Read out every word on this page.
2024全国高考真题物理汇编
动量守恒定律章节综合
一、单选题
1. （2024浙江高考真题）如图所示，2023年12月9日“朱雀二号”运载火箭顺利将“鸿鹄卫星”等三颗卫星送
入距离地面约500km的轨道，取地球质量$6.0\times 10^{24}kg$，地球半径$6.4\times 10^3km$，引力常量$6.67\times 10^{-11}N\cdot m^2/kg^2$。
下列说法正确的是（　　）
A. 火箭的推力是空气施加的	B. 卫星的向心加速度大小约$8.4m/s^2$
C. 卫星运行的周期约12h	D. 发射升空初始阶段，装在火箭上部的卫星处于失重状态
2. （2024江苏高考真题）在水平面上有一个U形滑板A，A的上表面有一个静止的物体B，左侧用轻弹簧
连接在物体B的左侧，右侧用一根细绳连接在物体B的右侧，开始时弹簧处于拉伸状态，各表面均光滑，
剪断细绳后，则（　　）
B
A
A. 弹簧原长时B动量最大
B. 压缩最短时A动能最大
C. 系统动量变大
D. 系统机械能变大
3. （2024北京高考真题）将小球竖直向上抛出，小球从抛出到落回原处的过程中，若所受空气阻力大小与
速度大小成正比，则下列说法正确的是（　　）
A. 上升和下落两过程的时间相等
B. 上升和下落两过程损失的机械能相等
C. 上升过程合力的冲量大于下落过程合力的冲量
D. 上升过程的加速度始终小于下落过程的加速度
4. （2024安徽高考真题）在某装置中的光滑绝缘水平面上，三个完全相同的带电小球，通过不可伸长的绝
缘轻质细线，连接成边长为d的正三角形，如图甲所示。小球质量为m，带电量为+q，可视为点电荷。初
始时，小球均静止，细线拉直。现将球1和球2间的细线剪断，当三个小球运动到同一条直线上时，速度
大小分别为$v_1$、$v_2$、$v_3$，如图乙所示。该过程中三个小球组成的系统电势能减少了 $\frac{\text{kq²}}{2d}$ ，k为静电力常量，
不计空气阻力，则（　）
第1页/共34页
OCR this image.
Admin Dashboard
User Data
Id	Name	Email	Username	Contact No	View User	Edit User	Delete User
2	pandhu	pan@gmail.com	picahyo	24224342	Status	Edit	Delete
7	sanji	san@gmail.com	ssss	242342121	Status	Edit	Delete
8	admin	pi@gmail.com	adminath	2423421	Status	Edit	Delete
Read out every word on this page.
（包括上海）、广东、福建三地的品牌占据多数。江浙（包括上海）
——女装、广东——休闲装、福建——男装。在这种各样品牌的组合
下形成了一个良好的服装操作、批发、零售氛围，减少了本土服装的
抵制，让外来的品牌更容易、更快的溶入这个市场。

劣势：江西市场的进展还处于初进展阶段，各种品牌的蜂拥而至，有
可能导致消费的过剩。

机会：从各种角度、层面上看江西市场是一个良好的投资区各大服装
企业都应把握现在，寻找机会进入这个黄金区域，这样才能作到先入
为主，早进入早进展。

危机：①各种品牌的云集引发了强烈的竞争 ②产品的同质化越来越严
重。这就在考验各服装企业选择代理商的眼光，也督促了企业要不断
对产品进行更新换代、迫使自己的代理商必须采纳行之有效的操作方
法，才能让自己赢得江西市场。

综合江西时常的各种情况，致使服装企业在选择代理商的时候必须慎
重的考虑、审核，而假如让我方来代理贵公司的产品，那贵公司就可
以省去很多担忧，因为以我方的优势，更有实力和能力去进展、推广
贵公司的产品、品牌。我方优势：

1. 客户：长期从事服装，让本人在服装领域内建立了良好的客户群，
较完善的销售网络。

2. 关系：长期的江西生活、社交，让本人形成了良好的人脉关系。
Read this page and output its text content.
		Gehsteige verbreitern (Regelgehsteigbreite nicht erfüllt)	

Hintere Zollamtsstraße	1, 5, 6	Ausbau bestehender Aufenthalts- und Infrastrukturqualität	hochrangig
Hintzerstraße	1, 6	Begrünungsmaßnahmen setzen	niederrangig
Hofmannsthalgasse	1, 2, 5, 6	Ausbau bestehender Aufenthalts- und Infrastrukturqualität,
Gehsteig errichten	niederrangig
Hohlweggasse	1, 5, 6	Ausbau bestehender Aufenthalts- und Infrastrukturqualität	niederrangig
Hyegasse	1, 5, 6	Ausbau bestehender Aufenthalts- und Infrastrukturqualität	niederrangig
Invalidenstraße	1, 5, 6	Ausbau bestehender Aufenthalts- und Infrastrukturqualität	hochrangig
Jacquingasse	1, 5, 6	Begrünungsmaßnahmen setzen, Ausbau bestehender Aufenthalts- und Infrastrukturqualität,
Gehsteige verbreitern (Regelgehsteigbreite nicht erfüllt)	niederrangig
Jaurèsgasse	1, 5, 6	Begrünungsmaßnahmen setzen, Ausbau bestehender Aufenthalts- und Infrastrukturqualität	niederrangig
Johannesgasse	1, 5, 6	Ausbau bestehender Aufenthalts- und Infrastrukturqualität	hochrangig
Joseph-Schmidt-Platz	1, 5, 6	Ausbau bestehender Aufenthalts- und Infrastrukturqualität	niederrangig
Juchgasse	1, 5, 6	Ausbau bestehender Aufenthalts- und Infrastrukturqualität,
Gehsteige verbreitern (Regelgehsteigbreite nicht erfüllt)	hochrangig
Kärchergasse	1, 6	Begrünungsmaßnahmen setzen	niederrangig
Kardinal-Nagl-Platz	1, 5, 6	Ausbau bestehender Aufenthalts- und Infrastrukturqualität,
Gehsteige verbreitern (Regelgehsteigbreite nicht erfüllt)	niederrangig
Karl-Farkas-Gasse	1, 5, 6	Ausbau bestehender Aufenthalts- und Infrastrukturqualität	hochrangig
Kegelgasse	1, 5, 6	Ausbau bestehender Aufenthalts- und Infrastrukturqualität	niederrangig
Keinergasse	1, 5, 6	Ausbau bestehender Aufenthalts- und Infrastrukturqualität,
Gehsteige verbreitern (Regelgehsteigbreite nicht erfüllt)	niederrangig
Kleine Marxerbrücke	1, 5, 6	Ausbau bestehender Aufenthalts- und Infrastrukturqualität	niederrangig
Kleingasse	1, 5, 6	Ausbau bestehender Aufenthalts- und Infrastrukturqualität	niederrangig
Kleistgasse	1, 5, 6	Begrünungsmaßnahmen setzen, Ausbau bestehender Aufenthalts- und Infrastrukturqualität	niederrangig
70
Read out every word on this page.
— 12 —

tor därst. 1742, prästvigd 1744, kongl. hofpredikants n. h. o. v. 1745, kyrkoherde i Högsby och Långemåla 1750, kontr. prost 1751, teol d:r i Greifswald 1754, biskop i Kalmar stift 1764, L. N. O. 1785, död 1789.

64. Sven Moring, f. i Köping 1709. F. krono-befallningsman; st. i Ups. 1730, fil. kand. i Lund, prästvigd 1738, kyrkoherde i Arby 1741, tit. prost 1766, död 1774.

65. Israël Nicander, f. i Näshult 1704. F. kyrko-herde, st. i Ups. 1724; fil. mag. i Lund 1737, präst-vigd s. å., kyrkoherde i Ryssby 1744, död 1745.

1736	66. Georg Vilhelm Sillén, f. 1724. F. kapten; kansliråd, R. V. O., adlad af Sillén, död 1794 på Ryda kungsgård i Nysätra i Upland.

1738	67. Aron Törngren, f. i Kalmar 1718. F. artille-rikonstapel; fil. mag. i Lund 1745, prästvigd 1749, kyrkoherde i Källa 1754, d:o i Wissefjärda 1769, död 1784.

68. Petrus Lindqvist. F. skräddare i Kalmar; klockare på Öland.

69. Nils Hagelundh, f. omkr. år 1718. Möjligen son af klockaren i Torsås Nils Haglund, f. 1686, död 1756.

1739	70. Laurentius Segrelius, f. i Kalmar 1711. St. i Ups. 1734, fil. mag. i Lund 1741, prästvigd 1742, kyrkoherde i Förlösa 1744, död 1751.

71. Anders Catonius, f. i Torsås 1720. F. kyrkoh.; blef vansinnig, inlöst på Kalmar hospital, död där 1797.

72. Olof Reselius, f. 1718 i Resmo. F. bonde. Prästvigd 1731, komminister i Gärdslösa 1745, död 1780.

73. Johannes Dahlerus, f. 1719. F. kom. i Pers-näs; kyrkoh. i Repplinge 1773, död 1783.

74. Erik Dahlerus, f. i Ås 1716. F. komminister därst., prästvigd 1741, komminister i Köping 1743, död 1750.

# [WORK TO DO]
Check each line of the entries above, and show every one holding the word "Köping".

# [FINAL ANSWER]
64. Sven Moring, f. i Köping 1709. F. krono-befallningsman; st. i Ups. 1730, fil. kand. i Lund, prästvigd 1738, kyrkoherde i Arby 1741, tit. prost 1766, död 1774.
74. Erik Dahlerus, f. i Ås 1716. F. komminister därst., prästvigd 1741, komminister i Köping 1743, död 1750.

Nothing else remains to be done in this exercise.